Item position entries
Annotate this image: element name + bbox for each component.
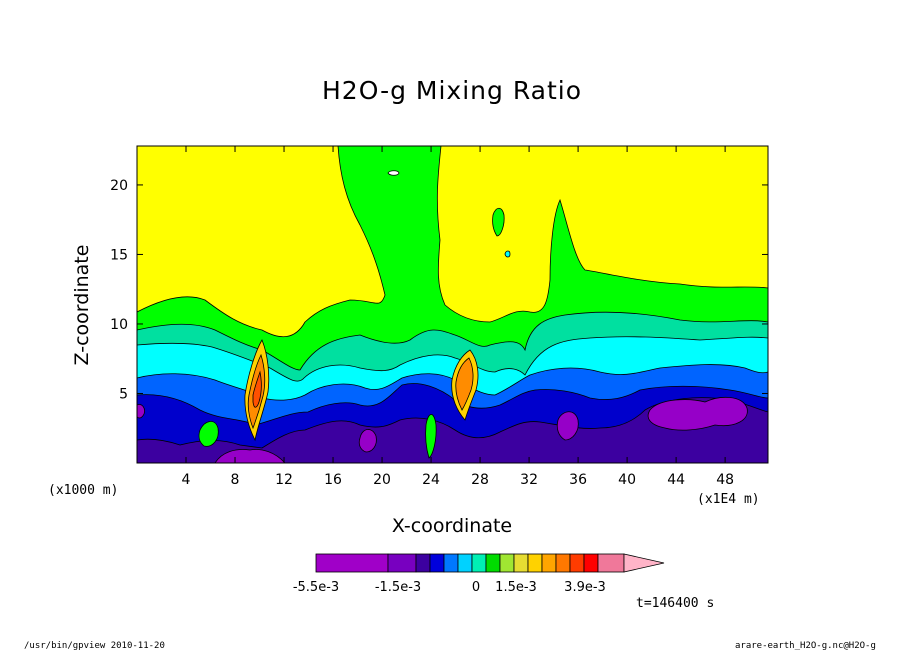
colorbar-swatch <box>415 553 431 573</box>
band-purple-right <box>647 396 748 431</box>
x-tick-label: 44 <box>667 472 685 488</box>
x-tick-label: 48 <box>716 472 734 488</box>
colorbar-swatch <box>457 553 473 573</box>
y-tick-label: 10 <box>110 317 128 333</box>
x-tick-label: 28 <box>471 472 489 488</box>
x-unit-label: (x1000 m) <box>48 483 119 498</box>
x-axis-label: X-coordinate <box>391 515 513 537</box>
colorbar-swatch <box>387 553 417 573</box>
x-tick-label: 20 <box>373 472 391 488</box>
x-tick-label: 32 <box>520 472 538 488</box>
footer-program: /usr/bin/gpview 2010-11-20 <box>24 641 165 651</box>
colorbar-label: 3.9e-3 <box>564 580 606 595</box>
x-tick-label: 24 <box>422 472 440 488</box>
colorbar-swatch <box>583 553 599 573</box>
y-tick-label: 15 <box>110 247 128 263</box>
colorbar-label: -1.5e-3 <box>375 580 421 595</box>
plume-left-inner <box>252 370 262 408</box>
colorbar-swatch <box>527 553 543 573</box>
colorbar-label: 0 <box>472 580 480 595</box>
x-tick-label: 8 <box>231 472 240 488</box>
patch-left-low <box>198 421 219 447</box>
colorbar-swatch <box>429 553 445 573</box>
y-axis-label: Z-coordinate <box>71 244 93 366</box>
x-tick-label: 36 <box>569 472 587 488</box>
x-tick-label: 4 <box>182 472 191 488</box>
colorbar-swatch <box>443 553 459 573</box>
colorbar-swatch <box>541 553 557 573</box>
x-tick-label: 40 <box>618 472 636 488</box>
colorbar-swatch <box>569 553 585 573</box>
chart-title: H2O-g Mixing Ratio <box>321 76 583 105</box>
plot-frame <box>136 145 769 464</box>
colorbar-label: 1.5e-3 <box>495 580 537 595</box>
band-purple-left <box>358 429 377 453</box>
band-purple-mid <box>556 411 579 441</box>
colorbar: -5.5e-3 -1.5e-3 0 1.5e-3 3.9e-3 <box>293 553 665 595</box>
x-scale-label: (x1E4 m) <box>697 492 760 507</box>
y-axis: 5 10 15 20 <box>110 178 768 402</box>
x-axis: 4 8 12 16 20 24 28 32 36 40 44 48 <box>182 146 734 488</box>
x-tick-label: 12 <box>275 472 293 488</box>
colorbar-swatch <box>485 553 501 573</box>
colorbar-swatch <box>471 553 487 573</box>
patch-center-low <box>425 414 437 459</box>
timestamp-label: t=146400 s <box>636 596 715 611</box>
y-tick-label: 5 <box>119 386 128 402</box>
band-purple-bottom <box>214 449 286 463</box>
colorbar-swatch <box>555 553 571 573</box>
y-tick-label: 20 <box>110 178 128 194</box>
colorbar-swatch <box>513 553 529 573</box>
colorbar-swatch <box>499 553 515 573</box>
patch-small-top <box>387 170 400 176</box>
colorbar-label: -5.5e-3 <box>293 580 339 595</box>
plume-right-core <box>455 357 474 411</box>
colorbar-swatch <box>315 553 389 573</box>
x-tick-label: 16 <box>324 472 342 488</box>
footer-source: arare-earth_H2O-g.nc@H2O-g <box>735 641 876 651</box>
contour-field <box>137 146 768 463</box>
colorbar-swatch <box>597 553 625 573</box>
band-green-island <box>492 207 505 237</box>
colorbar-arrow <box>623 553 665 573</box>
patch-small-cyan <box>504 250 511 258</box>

**Your objective**
Please rewrite the listing with each "colorbar-swatch" swapped for "legend-swatch" and every other part left unchanged, leaving out the pictures.

**Result of this task**
Annotate this image: element name + bbox for each component.
legend-swatch <box>415 553 431 573</box>
band-purple-right <box>647 396 748 431</box>
x-tick-label: 44 <box>667 472 685 488</box>
x-tick-label: 48 <box>716 472 734 488</box>
legend-swatch <box>457 553 473 573</box>
y-tick-label: 10 <box>110 317 128 333</box>
x-tick-label: 28 <box>471 472 489 488</box>
x-unit-label: (x1000 m) <box>48 483 119 498</box>
x-axis-label: X-coordinate <box>391 515 513 537</box>
legend-swatch <box>387 553 417 573</box>
x-tick-label: 20 <box>373 472 391 488</box>
x-tick-label: 32 <box>520 472 538 488</box>
footer-program: /usr/bin/gpview 2010-11-20 <box>24 641 165 651</box>
colorbar-label: 3.9e-3 <box>564 580 606 595</box>
x-tick-label: 24 <box>422 472 440 488</box>
legend-swatch <box>583 553 599 573</box>
y-tick-label: 15 <box>110 247 128 263</box>
colorbar-label: -1.5e-3 <box>375 580 421 595</box>
plume-left-inner <box>252 370 262 408</box>
legend-swatch <box>527 553 543 573</box>
colorbar-label: 0 <box>472 580 480 595</box>
x-tick-label: 8 <box>231 472 240 488</box>
patch-left-low <box>198 421 219 447</box>
legend-swatch <box>429 553 445 573</box>
y-axis-label: Z-coordinate <box>71 244 93 366</box>
x-tick-label: 36 <box>569 472 587 488</box>
x-tick-label: 4 <box>182 472 191 488</box>
legend-swatch <box>443 553 459 573</box>
legend-swatch <box>541 553 557 573</box>
x-tick-label: 40 <box>618 472 636 488</box>
legend-swatch <box>569 553 585 573</box>
chart-title: H2O-g Mixing Ratio <box>321 76 583 105</box>
plot-frame <box>136 145 769 464</box>
colorbar-label: 1.5e-3 <box>495 580 537 595</box>
band-purple-left <box>358 429 377 453</box>
band-purple-mid <box>556 411 579 441</box>
colorbar: -5.5e-3 -1.5e-3 0 1.5e-3 3.9e-3 <box>293 553 665 595</box>
x-scale-label: (x1E4 m) <box>697 492 760 507</box>
y-axis: 5 10 15 20 <box>110 178 768 402</box>
x-axis: 4 8 12 16 20 24 28 32 36 40 44 48 <box>182 146 734 488</box>
x-tick-label: 12 <box>275 472 293 488</box>
legend-swatch <box>485 553 501 573</box>
legend-swatch <box>471 553 487 573</box>
patch-center-low <box>425 414 437 459</box>
timestamp-label: t=146400 s <box>636 596 715 611</box>
y-tick-label: 5 <box>119 386 128 402</box>
band-purple-bottom <box>214 449 286 463</box>
legend-swatch <box>555 553 571 573</box>
y-tick-label: 20 <box>110 178 128 194</box>
legend-swatch <box>513 553 529 573</box>
legend-swatch <box>499 553 515 573</box>
patch-small-top <box>387 170 400 176</box>
colorbar-label: -5.5e-3 <box>293 580 339 595</box>
plume-right-core <box>455 357 474 411</box>
legend-swatch <box>315 553 389 573</box>
x-tick-label: 16 <box>324 472 342 488</box>
footer-source: arare-earth_H2O-g.nc@H2O-g <box>735 641 876 651</box>
contour-field <box>137 146 768 463</box>
legend-swatch <box>597 553 625 573</box>
band-green-island <box>492 207 505 237</box>
colorbar-arrow <box>623 553 665 573</box>
patch-small-cyan <box>504 250 511 258</box>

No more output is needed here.